Figure record extracts:
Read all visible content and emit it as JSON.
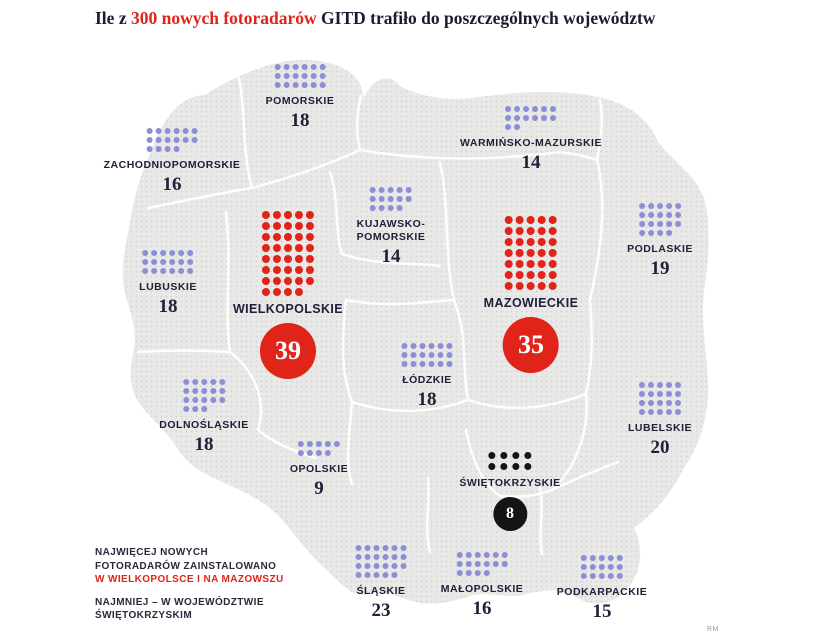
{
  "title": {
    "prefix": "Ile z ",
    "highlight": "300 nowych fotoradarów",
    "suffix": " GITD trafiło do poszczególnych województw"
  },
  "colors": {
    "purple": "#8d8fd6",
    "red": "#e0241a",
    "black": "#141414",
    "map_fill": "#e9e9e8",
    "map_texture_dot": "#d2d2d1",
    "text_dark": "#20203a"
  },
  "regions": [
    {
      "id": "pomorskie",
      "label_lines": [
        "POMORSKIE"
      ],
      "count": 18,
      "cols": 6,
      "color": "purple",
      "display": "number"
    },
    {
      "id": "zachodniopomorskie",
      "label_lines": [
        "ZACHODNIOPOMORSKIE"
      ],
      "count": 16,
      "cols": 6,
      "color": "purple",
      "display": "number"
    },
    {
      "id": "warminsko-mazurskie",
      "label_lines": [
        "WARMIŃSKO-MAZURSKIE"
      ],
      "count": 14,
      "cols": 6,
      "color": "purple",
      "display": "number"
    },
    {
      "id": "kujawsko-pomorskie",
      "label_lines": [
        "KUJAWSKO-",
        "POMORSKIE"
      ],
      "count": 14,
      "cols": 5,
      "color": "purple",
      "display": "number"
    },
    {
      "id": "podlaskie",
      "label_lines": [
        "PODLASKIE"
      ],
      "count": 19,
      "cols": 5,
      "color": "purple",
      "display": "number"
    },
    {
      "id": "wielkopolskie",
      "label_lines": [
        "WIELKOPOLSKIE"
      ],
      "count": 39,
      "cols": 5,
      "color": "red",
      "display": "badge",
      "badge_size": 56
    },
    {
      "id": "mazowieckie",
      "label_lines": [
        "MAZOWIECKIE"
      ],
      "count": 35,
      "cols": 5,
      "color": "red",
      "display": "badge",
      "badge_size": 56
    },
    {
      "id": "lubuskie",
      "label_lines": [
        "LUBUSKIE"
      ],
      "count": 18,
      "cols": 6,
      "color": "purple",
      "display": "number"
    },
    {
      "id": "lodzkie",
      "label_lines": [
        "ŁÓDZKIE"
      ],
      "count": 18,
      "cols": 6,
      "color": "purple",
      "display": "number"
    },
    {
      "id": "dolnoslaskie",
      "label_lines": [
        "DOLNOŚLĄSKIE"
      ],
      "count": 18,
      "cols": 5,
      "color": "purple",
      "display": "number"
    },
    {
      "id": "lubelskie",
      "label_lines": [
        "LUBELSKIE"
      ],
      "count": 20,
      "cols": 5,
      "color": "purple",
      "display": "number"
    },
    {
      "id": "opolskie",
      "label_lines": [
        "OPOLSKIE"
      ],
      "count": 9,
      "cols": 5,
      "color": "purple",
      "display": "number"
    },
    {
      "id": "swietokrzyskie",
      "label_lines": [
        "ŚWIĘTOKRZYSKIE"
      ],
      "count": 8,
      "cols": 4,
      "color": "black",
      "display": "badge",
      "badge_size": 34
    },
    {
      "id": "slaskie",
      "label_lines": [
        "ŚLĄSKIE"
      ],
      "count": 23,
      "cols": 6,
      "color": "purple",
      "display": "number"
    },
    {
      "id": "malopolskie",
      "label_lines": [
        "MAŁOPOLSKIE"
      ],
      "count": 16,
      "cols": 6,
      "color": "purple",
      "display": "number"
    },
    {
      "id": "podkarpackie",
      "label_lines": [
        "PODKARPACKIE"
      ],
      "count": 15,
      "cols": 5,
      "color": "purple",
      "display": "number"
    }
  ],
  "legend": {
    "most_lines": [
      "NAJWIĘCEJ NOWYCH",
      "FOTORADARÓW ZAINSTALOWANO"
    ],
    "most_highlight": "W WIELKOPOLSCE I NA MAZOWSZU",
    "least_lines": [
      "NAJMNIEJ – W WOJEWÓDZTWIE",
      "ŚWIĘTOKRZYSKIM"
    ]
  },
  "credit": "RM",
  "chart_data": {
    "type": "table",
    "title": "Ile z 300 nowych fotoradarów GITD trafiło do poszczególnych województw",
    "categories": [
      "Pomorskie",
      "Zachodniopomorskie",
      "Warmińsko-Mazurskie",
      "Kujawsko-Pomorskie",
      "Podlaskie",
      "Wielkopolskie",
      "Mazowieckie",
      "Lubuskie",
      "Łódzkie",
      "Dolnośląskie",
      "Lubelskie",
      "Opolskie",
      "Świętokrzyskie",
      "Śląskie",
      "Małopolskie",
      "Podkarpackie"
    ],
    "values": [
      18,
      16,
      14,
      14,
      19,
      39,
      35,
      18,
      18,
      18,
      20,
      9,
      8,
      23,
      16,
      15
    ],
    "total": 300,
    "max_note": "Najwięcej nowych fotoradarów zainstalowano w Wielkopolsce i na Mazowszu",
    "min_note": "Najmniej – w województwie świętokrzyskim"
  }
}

WHAT THE EXERCISE ASKS:
Pictures in the data above should not be copied; transcribe everything else exactly.

PROBLEM SOLUTION:
Read all visible content and emit it as JSON.
{
  "title": {
    "prefix": "Ile z ",
    "highlight": "300 nowych fotoradarów",
    "suffix": " GITD trafiło do poszczególnych województw"
  },
  "colors": {
    "purple": "#8d8fd6",
    "red": "#e0241a",
    "black": "#141414",
    "map_fill": "#e9e9e8",
    "map_texture_dot": "#d2d2d1",
    "text_dark": "#20203a"
  },
  "regions": [
    {
      "id": "pomorskie",
      "label_lines": [
        "POMORSKIE"
      ],
      "count": 18,
      "cols": 6,
      "color": "purple",
      "display": "number"
    },
    {
      "id": "zachodniopomorskie",
      "label_lines": [
        "ZACHODNIOPOMORSKIE"
      ],
      "count": 16,
      "cols": 6,
      "color": "purple",
      "display": "number"
    },
    {
      "id": "warminsko-mazurskie",
      "label_lines": [
        "WARMIŃSKO-MAZURSKIE"
      ],
      "count": 14,
      "cols": 6,
      "color": "purple",
      "display": "number"
    },
    {
      "id": "kujawsko-pomorskie",
      "label_lines": [
        "KUJAWSKO-",
        "POMORSKIE"
      ],
      "count": 14,
      "cols": 5,
      "color": "purple",
      "display": "number"
    },
    {
      "id": "podlaskie",
      "label_lines": [
        "PODLASKIE"
      ],
      "count": 19,
      "cols": 5,
      "color": "purple",
      "display": "number"
    },
    {
      "id": "wielkopolskie",
      "label_lines": [
        "WIELKOPOLSKIE"
      ],
      "count": 39,
      "cols": 5,
      "color": "red",
      "display": "badge",
      "badge_size": 56
    },
    {
      "id": "mazowieckie",
      "label_lines": [
        "MAZOWIECKIE"
      ],
      "count": 35,
      "cols": 5,
      "color": "red",
      "display": "badge",
      "badge_size": 56
    },
    {
      "id": "lubuskie",
      "label_lines": [
        "LUBUSKIE"
      ],
      "count": 18,
      "cols": 6,
      "color": "purple",
      "display": "number"
    },
    {
      "id": "lodzkie",
      "label_lines": [
        "ŁÓDZKIE"
      ],
      "count": 18,
      "cols": 6,
      "color": "purple",
      "display": "number"
    },
    {
      "id": "dolnoslaskie",
      "label_lines": [
        "DOLNOŚLĄSKIE"
      ],
      "count": 18,
      "cols": 5,
      "color": "purple",
      "display": "number"
    },
    {
      "id": "lubelskie",
      "label_lines": [
        "LUBELSKIE"
      ],
      "count": 20,
      "cols": 5,
      "color": "purple",
      "display": "number"
    },
    {
      "id": "opolskie",
      "label_lines": [
        "OPOLSKIE"
      ],
      "count": 9,
      "cols": 5,
      "color": "purple",
      "display": "number"
    },
    {
      "id": "swietokrzyskie",
      "label_lines": [
        "ŚWIĘTOKRZYSKIE"
      ],
      "count": 8,
      "cols": 4,
      "color": "black",
      "display": "badge",
      "badge_size": 34
    },
    {
      "id": "slaskie",
      "label_lines": [
        "ŚLĄSKIE"
      ],
      "count": 23,
      "cols": 6,
      "color": "purple",
      "display": "number"
    },
    {
      "id": "malopolskie",
      "label_lines": [
        "MAŁOPOLSKIE"
      ],
      "count": 16,
      "cols": 6,
      "color": "purple",
      "display": "number"
    },
    {
      "id": "podkarpackie",
      "label_lines": [
        "PODKARPACKIE"
      ],
      "count": 15,
      "cols": 5,
      "color": "purple",
      "display": "number"
    }
  ],
  "legend": {
    "most_lines": [
      "NAJWIĘCEJ NOWYCH",
      "FOTORADARÓW ZAINSTALOWANO"
    ],
    "most_highlight": "W WIELKOPOLSCE I NA MAZOWSZU",
    "least_lines": [
      "NAJMNIEJ – W WOJEWÓDZTWIE",
      "ŚWIĘTOKRZYSKIM"
    ]
  },
  "credit": "RM",
  "chart_data": {
    "type": "table",
    "title": "Ile z 300 nowych fotoradarów GITD trafiło do poszczególnych województw",
    "categories": [
      "Pomorskie",
      "Zachodniopomorskie",
      "Warmińsko-Mazurskie",
      "Kujawsko-Pomorskie",
      "Podlaskie",
      "Wielkopolskie",
      "Mazowieckie",
      "Lubuskie",
      "Łódzkie",
      "Dolnośląskie",
      "Lubelskie",
      "Opolskie",
      "Świętokrzyskie",
      "Śląskie",
      "Małopolskie",
      "Podkarpackie"
    ],
    "values": [
      18,
      16,
      14,
      14,
      19,
      39,
      35,
      18,
      18,
      18,
      20,
      9,
      8,
      23,
      16,
      15
    ],
    "total": 300,
    "max_note": "Najwięcej nowych fotoradarów zainstalowano w Wielkopolsce i na Mazowszu",
    "min_note": "Najmniej – w województwie świętokrzyskim"
  }
}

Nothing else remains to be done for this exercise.